Extracted information
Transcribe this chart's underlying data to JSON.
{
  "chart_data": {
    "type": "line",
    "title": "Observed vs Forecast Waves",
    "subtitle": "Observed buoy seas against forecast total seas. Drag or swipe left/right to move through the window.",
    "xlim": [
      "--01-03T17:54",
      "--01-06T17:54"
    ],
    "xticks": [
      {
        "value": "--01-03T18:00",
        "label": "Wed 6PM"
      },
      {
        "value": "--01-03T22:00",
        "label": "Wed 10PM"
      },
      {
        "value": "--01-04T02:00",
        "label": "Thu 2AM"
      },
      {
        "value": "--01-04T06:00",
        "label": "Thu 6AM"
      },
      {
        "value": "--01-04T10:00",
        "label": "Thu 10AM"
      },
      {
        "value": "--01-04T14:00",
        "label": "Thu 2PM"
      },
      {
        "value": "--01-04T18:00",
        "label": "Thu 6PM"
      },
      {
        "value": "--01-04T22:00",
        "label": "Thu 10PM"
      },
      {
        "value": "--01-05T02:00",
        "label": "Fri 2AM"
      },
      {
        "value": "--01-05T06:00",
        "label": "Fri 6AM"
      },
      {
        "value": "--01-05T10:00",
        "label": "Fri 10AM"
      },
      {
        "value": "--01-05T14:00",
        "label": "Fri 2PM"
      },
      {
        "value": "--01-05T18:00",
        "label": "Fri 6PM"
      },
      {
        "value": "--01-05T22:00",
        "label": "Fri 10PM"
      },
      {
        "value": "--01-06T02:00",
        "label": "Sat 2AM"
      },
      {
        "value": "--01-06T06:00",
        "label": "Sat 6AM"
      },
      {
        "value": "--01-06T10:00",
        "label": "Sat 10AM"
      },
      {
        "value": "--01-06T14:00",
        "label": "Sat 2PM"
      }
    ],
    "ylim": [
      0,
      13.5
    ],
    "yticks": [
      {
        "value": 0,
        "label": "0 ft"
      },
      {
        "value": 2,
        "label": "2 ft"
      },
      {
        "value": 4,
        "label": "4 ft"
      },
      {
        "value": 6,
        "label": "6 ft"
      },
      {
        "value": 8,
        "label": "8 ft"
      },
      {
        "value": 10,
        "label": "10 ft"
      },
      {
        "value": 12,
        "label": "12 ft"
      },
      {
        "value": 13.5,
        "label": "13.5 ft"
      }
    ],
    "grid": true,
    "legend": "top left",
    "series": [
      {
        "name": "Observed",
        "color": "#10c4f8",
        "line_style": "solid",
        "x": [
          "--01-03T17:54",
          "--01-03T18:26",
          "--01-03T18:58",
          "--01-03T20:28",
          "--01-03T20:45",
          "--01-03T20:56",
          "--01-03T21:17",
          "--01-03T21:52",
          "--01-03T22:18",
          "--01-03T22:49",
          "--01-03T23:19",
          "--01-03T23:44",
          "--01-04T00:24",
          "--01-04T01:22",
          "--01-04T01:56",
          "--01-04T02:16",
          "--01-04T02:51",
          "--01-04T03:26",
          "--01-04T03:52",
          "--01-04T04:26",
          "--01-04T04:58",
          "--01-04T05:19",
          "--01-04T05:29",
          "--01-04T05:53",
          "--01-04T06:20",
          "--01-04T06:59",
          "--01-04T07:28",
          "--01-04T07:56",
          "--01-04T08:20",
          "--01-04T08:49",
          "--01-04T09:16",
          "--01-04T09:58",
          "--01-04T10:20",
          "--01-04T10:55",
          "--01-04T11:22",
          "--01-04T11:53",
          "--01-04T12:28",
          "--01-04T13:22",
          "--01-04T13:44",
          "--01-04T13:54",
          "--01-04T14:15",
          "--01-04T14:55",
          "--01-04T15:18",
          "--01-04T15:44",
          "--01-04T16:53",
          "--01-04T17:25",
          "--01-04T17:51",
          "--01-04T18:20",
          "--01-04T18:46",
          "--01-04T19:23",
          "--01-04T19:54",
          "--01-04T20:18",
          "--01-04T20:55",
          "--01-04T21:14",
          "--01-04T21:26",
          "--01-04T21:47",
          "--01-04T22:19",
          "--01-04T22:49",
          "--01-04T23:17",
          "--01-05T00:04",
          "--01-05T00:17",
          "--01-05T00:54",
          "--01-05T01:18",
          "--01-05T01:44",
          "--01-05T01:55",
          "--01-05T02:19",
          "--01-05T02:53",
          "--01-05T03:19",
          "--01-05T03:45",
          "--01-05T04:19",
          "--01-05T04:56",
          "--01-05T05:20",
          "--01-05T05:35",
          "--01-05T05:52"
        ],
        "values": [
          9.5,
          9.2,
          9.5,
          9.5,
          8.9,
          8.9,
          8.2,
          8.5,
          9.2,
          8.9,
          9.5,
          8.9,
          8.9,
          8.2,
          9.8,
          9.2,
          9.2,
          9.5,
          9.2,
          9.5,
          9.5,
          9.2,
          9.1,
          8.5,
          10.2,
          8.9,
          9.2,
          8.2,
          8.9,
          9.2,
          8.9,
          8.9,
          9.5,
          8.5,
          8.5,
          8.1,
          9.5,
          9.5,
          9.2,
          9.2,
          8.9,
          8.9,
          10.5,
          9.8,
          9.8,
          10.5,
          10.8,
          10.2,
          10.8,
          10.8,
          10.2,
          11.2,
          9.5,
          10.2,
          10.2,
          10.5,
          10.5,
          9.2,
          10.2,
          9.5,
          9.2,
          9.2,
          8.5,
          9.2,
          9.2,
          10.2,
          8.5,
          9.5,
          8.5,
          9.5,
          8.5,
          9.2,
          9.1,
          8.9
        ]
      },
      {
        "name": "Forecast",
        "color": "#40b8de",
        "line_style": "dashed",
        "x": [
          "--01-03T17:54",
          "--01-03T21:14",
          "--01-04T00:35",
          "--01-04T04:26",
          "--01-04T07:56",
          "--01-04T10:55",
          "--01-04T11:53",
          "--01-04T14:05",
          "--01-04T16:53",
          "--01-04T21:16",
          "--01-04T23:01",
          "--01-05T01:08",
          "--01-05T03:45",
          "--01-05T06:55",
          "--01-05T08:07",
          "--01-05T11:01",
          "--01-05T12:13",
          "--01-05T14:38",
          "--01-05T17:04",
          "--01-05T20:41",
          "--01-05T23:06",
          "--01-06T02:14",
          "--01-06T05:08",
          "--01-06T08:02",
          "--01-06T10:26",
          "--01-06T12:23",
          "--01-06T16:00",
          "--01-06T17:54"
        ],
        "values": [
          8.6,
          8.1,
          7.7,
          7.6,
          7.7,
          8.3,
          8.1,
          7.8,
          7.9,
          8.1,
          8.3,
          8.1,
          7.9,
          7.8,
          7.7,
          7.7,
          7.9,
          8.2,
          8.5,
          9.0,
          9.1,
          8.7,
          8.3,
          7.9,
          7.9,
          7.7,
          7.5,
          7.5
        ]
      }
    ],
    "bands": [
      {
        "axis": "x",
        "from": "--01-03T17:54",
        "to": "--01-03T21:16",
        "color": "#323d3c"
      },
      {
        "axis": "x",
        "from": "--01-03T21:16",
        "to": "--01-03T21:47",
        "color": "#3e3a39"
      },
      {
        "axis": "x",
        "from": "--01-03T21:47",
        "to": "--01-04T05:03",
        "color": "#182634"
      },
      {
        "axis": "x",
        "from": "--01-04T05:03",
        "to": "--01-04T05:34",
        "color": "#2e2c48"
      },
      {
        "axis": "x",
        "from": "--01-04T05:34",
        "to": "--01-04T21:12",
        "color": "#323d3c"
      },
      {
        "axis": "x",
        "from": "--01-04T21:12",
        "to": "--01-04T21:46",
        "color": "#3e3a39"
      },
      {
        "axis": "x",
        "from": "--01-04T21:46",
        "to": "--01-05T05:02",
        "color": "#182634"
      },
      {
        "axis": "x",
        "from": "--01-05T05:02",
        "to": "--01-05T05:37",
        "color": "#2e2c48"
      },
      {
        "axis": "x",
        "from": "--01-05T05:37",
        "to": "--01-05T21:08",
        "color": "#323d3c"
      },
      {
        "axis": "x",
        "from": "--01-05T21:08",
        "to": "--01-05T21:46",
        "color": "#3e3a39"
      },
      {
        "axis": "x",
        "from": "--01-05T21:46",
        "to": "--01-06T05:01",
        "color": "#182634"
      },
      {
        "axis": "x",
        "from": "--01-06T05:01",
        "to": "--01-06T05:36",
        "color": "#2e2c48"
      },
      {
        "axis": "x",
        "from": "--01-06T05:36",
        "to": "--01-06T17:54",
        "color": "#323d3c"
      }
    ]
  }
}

Written problem
Show the lines of the material that contain the word "Observed".

Exercise solution
    "title": "Observed vs Forecast Waves",
    "subtitle": "Observed buoy seas against forecast total seas. Drag or swipe left/right to move through the window.",
        "name": "Observed",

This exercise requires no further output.